All of lore.kernel.org
 help / color / mirror / Atom feed
From: Markus Armbruster <armbru@redhat.com>
To: Eric Blake <eblake@redhat.com>
Cc: qemu-devel@nongnu.org
Subject: Re: [Qemu-devel] [PATCH v4 06/22] qobject: Perform %% interpolation in qobject_from_jsonf()
Date: Wed, 09 Aug 2017 11:06:20 +0200	[thread overview]
Message-ID: <87y3qtun3n.fsf@dusky.pond.sub.org> (raw)
In-Reply-To: <20170804012551.2714-7-eblake@redhat.com> (Eric Blake's message of "Thu, 3 Aug 2017 20:25:35 -0500")

Eric Blake <eblake@redhat.com> writes:

> We want -Wformat to catch blatant programming errors in format
> strings that we pass to qobject_from_jsonf().  But if someone
> were to pass a JSON string "'%s'" as the format string, gcc would
> insist that it be paired with a char* argument, even though our
> lexer does not recognize % sequences inside a JSON string.  You can
> bypass -Wformat checking by passing the Unicode escape \u0025 for
> %, but who wants to remember to type that?  So the solution is that
> anywhere we are relying on -Wformat checking, the caller should
> pass the usual printf %% escape sequence where a literal % is
> wanted on output.

□ □ □ □ □ □ □

### Exercise A
Print the stretch of the mailing-list message from "In-Reply-To: <20170804012551.2714-7-eblake@redhat.com> (Eric" through "wanted on output.", copying it without change.
### Exercise B
Render the rows from the one containing "point <box>1103 581 1113 593</box>" through the one containing "annotation: Baseline period" as a Markdown table, leaving out blank lines. Use a column named Row for the row number and a column named Content for the row itself.

### Dataset entries

□ □ □ □ □ □ □

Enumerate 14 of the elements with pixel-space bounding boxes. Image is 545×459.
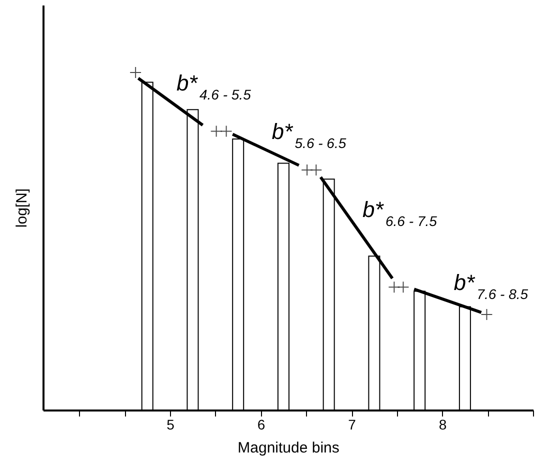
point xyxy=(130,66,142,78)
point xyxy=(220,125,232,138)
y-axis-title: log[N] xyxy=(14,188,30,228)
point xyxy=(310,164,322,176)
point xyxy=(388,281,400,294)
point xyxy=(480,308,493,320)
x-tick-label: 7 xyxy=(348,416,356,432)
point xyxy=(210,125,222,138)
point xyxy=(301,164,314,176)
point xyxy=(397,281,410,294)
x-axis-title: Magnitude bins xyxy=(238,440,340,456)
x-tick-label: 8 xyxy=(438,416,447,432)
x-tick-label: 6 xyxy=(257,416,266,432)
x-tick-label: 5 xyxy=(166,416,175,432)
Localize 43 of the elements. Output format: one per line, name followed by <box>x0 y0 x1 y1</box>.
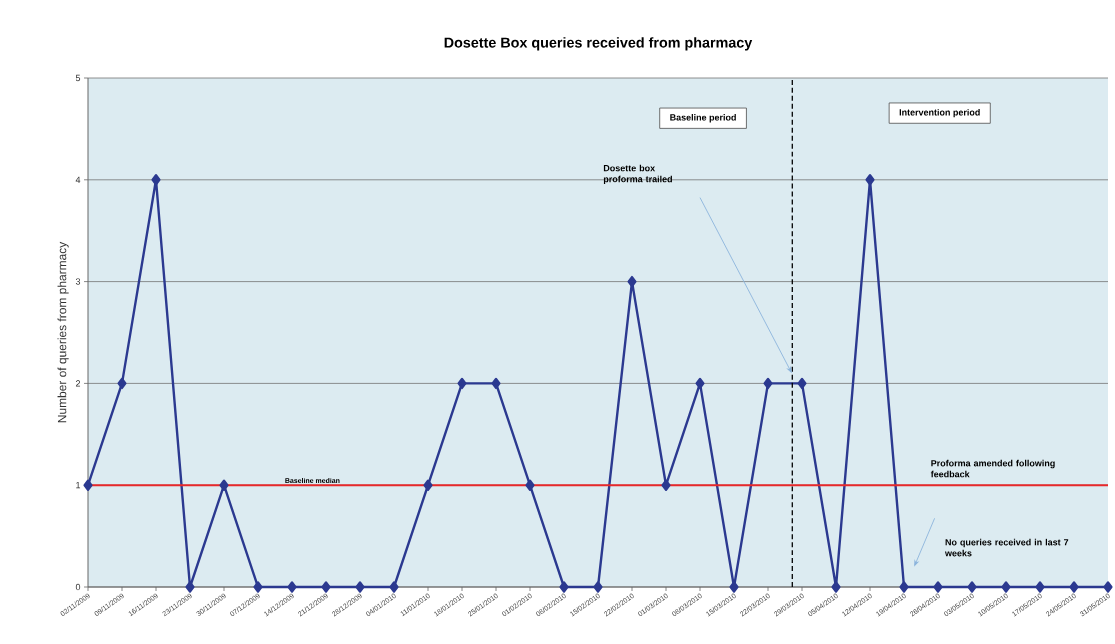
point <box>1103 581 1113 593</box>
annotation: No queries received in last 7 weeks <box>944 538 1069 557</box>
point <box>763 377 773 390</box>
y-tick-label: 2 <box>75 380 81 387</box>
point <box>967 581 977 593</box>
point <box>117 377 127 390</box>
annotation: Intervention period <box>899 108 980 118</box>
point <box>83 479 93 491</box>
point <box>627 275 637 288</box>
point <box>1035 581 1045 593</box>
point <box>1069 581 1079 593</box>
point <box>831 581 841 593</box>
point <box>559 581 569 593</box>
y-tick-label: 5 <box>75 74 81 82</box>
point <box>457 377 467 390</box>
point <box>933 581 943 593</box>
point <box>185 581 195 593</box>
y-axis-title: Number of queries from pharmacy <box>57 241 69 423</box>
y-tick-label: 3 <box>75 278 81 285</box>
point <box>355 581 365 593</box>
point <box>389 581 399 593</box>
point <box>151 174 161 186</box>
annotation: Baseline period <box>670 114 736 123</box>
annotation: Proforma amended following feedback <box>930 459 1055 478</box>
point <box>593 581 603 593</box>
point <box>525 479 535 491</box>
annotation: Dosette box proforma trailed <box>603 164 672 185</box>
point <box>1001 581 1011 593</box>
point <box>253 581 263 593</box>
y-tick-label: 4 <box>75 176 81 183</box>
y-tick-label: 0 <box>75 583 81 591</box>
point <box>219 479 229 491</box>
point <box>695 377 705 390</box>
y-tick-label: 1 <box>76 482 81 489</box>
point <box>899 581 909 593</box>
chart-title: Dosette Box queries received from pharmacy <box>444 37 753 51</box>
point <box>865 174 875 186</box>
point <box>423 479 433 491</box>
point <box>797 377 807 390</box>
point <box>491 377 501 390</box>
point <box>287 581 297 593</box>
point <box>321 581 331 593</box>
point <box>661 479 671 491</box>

□ □ □ □ □ □ □

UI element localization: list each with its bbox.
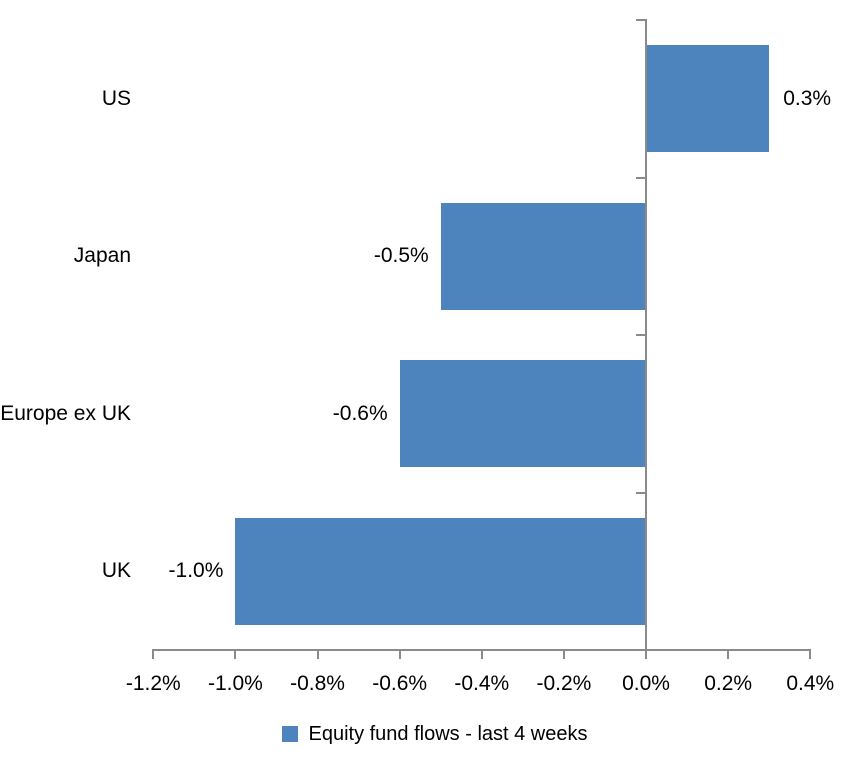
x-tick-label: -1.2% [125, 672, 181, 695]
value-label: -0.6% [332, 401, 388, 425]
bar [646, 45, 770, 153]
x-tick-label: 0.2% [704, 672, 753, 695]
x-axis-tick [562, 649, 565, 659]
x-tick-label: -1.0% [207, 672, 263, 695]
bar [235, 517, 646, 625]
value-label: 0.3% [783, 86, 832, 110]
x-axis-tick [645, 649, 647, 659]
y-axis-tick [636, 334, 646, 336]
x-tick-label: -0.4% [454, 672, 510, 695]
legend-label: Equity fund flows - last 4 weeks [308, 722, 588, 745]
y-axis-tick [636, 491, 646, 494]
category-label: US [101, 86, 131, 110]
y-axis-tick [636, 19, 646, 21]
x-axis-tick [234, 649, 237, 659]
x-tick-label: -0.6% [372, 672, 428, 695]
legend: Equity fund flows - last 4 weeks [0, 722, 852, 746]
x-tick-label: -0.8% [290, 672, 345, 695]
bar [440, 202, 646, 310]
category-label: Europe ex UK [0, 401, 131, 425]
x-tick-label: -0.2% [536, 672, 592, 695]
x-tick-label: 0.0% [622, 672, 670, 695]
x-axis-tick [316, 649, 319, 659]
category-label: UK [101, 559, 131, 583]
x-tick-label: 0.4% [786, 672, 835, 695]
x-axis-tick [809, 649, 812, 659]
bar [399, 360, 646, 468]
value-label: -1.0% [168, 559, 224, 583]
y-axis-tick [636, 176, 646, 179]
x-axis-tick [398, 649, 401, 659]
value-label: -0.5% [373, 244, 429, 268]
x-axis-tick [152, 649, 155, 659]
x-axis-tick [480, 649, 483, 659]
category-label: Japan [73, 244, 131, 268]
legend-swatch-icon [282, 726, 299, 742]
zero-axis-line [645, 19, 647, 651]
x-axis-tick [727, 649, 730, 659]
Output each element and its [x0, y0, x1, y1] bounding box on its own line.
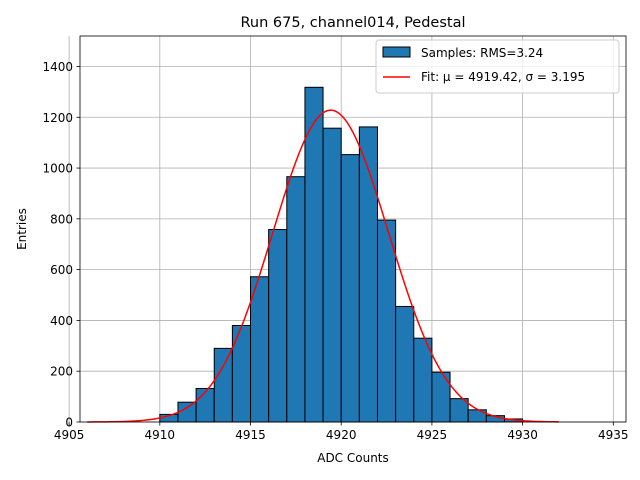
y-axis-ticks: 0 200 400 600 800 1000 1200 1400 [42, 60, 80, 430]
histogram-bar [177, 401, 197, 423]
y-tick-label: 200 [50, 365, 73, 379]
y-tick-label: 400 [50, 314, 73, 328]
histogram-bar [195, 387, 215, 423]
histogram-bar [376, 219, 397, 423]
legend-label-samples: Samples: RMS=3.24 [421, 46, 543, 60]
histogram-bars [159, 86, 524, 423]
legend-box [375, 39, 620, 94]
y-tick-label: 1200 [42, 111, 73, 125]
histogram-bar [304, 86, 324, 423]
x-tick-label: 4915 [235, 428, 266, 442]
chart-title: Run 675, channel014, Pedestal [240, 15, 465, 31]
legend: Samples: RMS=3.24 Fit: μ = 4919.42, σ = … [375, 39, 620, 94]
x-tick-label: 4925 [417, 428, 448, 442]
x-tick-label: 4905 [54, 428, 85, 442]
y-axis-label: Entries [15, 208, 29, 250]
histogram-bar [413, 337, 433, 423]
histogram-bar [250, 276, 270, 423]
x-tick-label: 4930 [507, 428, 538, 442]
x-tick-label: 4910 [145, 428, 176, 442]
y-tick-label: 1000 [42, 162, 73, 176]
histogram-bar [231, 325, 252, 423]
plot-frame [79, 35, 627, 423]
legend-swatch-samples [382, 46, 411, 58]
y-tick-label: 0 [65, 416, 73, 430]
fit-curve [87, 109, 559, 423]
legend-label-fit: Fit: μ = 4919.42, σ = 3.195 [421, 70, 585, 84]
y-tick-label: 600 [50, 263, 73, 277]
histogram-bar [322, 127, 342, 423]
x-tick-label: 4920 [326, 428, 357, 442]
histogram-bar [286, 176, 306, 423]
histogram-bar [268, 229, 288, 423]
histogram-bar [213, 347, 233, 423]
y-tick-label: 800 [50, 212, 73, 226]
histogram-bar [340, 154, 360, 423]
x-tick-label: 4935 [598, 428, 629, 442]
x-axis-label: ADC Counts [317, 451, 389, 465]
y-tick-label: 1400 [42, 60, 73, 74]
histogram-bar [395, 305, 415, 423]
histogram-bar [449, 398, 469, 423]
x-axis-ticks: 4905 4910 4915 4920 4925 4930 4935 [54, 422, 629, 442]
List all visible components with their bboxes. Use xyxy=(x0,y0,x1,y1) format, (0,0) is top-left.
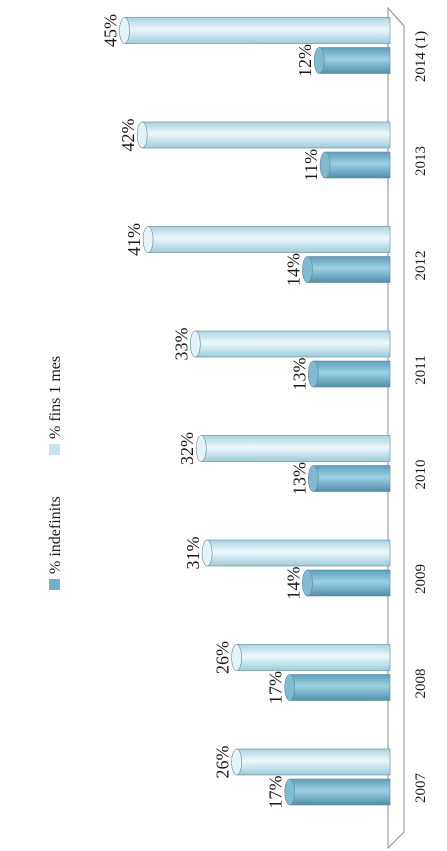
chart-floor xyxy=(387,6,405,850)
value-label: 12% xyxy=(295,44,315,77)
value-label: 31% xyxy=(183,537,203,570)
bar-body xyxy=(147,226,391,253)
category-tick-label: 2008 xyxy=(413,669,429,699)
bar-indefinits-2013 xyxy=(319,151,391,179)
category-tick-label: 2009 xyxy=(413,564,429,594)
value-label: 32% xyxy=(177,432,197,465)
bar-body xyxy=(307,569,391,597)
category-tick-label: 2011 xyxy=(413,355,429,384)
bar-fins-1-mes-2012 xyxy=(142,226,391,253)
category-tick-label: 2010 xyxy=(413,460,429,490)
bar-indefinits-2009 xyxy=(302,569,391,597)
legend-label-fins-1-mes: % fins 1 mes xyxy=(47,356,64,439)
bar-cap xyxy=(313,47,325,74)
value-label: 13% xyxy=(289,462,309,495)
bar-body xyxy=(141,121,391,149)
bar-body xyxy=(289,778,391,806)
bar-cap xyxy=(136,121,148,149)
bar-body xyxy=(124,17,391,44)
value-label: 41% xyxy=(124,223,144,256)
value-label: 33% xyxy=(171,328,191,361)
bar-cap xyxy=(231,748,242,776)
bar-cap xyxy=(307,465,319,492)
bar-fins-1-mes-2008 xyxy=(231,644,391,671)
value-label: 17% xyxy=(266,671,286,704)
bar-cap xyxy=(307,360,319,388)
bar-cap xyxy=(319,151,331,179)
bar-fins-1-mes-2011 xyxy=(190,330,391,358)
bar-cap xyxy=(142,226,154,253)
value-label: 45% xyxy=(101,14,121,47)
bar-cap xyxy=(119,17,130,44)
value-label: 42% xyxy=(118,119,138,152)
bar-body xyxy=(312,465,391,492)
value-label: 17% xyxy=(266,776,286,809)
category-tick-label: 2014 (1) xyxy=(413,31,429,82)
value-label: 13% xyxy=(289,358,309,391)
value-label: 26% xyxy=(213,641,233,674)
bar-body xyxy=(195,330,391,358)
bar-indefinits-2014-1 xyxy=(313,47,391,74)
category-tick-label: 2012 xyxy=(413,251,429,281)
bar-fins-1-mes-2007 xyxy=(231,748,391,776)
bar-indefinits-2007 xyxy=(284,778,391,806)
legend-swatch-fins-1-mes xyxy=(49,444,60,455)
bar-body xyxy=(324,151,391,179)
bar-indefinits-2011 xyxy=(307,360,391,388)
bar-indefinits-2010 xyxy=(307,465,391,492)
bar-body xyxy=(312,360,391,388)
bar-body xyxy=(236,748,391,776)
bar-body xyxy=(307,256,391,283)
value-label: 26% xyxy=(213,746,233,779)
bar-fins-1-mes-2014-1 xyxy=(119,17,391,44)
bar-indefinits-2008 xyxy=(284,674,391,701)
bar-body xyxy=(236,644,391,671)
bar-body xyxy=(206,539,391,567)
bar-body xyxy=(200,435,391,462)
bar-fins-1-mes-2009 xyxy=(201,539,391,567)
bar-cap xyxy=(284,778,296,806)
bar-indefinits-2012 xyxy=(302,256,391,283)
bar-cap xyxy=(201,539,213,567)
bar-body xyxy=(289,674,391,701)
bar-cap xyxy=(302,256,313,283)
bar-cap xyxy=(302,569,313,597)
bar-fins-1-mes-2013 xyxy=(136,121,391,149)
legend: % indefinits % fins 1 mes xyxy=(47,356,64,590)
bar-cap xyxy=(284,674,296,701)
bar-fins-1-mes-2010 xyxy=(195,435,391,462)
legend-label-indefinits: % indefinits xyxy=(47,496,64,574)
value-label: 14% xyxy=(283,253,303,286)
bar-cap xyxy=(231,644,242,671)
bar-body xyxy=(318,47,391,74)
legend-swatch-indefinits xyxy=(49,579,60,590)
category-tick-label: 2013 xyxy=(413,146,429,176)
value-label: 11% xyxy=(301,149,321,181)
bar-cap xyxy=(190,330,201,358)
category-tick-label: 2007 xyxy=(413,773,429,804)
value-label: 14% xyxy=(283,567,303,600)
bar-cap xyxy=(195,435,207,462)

□ □ □ □ □ □ □

### Full solution A
In-Reply-To: <20170804012551.2714-7-eblake@redhat.com> (Eric Blake's message of "Thu, 3 Aug 2017 20:25:35 -0500")

Eric Blake <eblake@redhat.com> writes:

> We want -Wformat to catch blatant programming errors in format
> strings that we pass to qobject_from_jsonf().  But if someone
> were to pass a JSON string "'%s'" as the format string, gcc would
> insist that it be paired with a char* argument, even though our
> lexer does not recognize % sequences inside a JSON string.  You can
> bypass -Wformat checking by passing the Unicode escape \u0025 for
> %, but who wants to remember to type that?  So the solution is that
> anywhere we are relying on -Wformat checking, the caller should
> pass the usual printf %% escape sequence where a literal % is
> wanted on output.

### Full solution B
| Row | Content |
|---|---|
| 1 | point <box>1103 581 1113 593</box> |
| 2 | annotation: No queries received in last 7 weeks <box>944 538 1069 557</box> |
| 3 | point <box>763 377 773 390</box> |
| 4 | y-tick-label: 2 <box>75 380 81 387</box> |
| 5 | point <box>967 581 977 593</box> |
| 6 | point <box>117 377 127 390</box> |
| 7 | annotation: Intervention period <box>899 108 980 118</box> |
| 8 | point <box>83 479 93 491</box> |
| 9 | point <box>627 275 637 288</box> |
| 10 | point <box>1035 581 1045 593</box> |
| 11 | point <box>1069 581 1079 593</box> |
| 12 | point <box>831 581 841 593</box> |
| 13 | point <box>559 581 569 593</box> |
| 14 | y-tick-label: 5 <box>75 74 81 82</box> |
| 15 | point <box>457 377 467 390</box> |
| 16 | point <box>933 581 943 593</box> |
| 17 | point <box>185 581 195 593</box> |
| 18 | y-axis-title: Number of queries from pharmacy <box>57 241 69 423</box> |
| 19 | y-tick-label: 3 <box>75 278 81 285</box> |
| 20 | point <box>355 581 365 593</box> |
| 21 | point <box>389 581 399 593</box> |
| 22 | point <box>151 174 161 186</box> |
| 23 | annotation: Baseline period <box>670 114 736 123</box> |